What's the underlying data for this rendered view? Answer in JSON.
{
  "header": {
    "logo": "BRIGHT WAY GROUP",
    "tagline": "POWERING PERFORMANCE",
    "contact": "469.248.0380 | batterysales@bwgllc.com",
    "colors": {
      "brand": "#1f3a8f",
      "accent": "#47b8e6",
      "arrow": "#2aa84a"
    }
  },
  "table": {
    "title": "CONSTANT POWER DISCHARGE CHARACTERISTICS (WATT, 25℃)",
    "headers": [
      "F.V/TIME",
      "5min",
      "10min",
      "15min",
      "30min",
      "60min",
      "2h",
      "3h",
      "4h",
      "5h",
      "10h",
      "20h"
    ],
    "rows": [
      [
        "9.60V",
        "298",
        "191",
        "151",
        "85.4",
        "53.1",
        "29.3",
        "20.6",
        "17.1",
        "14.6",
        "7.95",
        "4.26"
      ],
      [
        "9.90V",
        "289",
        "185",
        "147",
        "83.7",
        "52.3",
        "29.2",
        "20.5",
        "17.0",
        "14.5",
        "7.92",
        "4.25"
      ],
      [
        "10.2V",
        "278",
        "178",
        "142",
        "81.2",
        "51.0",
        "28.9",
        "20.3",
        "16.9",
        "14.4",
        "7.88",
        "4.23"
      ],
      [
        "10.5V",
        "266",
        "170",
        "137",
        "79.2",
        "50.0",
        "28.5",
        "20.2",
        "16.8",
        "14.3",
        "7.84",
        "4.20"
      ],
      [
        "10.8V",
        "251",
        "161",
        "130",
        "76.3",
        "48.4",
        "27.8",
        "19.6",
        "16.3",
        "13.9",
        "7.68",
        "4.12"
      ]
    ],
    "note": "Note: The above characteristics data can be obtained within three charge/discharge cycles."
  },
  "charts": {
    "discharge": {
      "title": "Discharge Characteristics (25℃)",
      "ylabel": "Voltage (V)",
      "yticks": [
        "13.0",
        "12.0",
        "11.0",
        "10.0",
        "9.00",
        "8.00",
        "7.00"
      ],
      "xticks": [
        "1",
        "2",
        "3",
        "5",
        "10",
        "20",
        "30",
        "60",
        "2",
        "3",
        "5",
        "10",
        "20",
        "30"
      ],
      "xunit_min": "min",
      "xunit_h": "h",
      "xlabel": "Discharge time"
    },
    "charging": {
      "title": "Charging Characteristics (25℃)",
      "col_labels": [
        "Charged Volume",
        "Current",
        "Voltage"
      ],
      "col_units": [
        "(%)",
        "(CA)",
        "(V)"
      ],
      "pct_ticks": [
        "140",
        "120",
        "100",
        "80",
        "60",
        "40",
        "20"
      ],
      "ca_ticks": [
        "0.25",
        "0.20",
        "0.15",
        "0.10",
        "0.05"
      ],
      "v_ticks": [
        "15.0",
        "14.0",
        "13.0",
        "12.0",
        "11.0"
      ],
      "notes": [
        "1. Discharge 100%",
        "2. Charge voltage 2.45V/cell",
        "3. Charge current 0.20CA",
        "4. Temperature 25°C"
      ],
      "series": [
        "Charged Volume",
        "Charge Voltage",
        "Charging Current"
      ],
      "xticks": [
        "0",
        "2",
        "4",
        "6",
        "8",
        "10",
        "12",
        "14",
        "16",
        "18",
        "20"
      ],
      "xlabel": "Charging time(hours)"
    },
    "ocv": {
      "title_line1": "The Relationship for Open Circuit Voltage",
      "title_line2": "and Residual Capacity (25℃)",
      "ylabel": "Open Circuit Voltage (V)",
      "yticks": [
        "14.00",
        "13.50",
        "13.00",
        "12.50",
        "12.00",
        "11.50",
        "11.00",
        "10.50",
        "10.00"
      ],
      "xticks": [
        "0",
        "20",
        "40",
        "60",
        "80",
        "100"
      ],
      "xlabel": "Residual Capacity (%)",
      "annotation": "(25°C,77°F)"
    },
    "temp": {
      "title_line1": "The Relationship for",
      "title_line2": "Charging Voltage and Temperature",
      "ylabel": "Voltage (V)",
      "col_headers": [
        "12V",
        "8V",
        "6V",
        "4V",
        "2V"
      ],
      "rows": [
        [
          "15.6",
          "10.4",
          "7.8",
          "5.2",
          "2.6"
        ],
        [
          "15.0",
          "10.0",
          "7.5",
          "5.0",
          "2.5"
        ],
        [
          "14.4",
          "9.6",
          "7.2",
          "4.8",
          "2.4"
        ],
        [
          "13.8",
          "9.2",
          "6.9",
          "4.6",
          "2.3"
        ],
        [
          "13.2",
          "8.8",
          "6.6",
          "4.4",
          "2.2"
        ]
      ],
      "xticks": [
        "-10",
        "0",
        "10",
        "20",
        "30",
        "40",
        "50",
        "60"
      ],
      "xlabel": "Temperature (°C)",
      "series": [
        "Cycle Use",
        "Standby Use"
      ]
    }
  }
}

══════════

§ EXERCISE REQUIREMENTS:
Copy out the material word for word and line for line.

§ PROBLEM SOLUTION:
What's the underlying data for this rendered view? Answer in JSON.
{
  "header": {
    "logo": "BRIGHT WAY GROUP",
    "tagline": "POWERING PERFORMANCE",
    "contact": "469.248.0380 | batterysales@bwgllc.com",
    "colors": {
      "brand": "#1f3a8f",
      "accent": "#47b8e6",
      "arrow": "#2aa84a"
    }
  },
  "table": {
    "title": "CONSTANT POWER DISCHARGE CHARACTERISTICS (WATT, 25℃)",
    "headers": [
      "F.V/TIME",
      "5min",
      "10min",
      "15min",
      "30min",
      "60min",
      "2h",
      "3h",
      "4h",
      "5h",
      "10h",
      "20h"
    ],
    "rows": [
      [
        "9.60V",
        "298",
        "191",
        "151",
        "85.4",
        "53.1",
        "29.3",
        "20.6",
        "17.1",
        "14.6",
        "7.95",
        "4.26"
      ],
      [
        "9.90V",
        "289",
        "185",
        "147",
        "83.7",
        "52.3",
        "29.2",
        "20.5",
        "17.0",
        "14.5",
        "7.92",
        "4.25"
      ],
      [
        "10.2V",
        "278",
        "178",
        "142",
        "81.2",
        "51.0",
        "28.9",
        "20.3",
        "16.9",
        "14.4",
        "7.88",
        "4.23"
      ],
      [
        "10.5V",
        "266",
        "170",
        "137",
        "79.2",
        "50.0",
        "28.5",
        "20.2",
        "16.8",
        "14.3",
        "7.84",
        "4.20"
      ],
      [
        "10.8V",
        "251",
        "161",
        "130",
        "76.3",
        "48.4",
        "27.8",
        "19.6",
        "16.3",
        "13.9",
        "7.68",
        "4.12"
      ]
    ],
    "note": "Note: The above characteristics data can be obtained within three charge/discharge cycles."
  },
  "charts": {
    "discharge": {
      "title": "Discharge Characteristics (25℃)",
      "ylabel": "Voltage (V)",
      "yticks": [
        "13.0",
        "12.0",
        "11.0",
        "10.0",
        "9.00",
        "8.00",
        "7.00"
      ],
      "xticks": [
        "1",
        "2",
        "3",
        "5",
        "10",
        "20",
        "30",
        "60",
        "2",
        "3",
        "5",
        "10",
        "20",
        "30"
      ],
      "xunit_min": "min",
      "xunit_h": "h",
      "xlabel": "Discharge time"
    },
    "charging": {
      "title": "Charging Characteristics (25℃)",
      "col_labels": [
        "Charged Volume",
        "Current",
        "Voltage"
      ],
      "col_units": [
        "(%)",
        "(CA)",
        "(V)"
      ],
      "pct_ticks": [
        "140",
        "120",
        "100",
        "80",
        "60",
        "40",
        "20"
      ],
      "ca_ticks": [
        "0.25",
        "0.20",
        "0.15",
        "0.10",
        "0.05"
      ],
      "v_ticks": [
        "15.0",
        "14.0",
        "13.0",
        "12.0",
        "11.0"
      ],
      "notes": [
        "1. Discharge 100%",
        "2. Charge voltage 2.45V/cell",
        "3. Charge current 0.20CA",
        "4. Temperature 25°C"
      ],
      "series": [
        "Charged Volume",
        "Charge Voltage",
        "Charging Current"
      ],
      "xticks": [
        "0",
        "2",
        "4",
        "6",
        "8",
        "10",
        "12",
        "14",
        "16",
        "18",
        "20"
      ],
      "xlabel": "Charging time(hours)"
    },
    "ocv": {
      "title_line1": "The Relationship for Open Circuit Voltage",
      "title_line2": "and Residual Capacity (25℃)",
      "ylabel": "Open Circuit Voltage (V)",
      "yticks": [
        "14.00",
        "13.50",
        "13.00",
        "12.50",
        "12.00",
        "11.50",
        "11.00",
        "10.50",
        "10.00"
      ],
      "xticks": [
        "0",
        "20",
        "40",
        "60",
        "80",
        "100"
      ],
      "xlabel": "Residual Capacity (%)",
      "annotation": "(25°C,77°F)"
    },
    "temp": {
      "title_line1": "The Relationship for",
      "title_line2": "Charging Voltage and Temperature",
      "ylabel": "Voltage (V)",
      "col_headers": [
        "12V",
        "8V",
        "6V",
        "4V",
        "2V"
      ],
      "rows": [
        [
          "15.6",
          "10.4",
          "7.8",
          "5.2",
          "2.6"
        ],
        [
          "15.0",
          "10.0",
          "7.5",
          "5.0",
          "2.5"
        ],
        [
          "14.4",
          "9.6",
          "7.2",
          "4.8",
          "2.4"
        ],
        [
          "13.8",
          "9.2",
          "6.9",
          "4.6",
          "2.3"
        ],
        [
          "13.2",
          "8.8",
          "6.6",
          "4.4",
          "2.2"
        ]
      ],
      "xticks": [
        "-10",
        "0",
        "10",
        "20",
        "30",
        "40",
        "50",
        "60"
      ],
      "xlabel": "Temperature (°C)",
      "series": [
        "Cycle Use",
        "Standby Use"
      ]
    }
  }
}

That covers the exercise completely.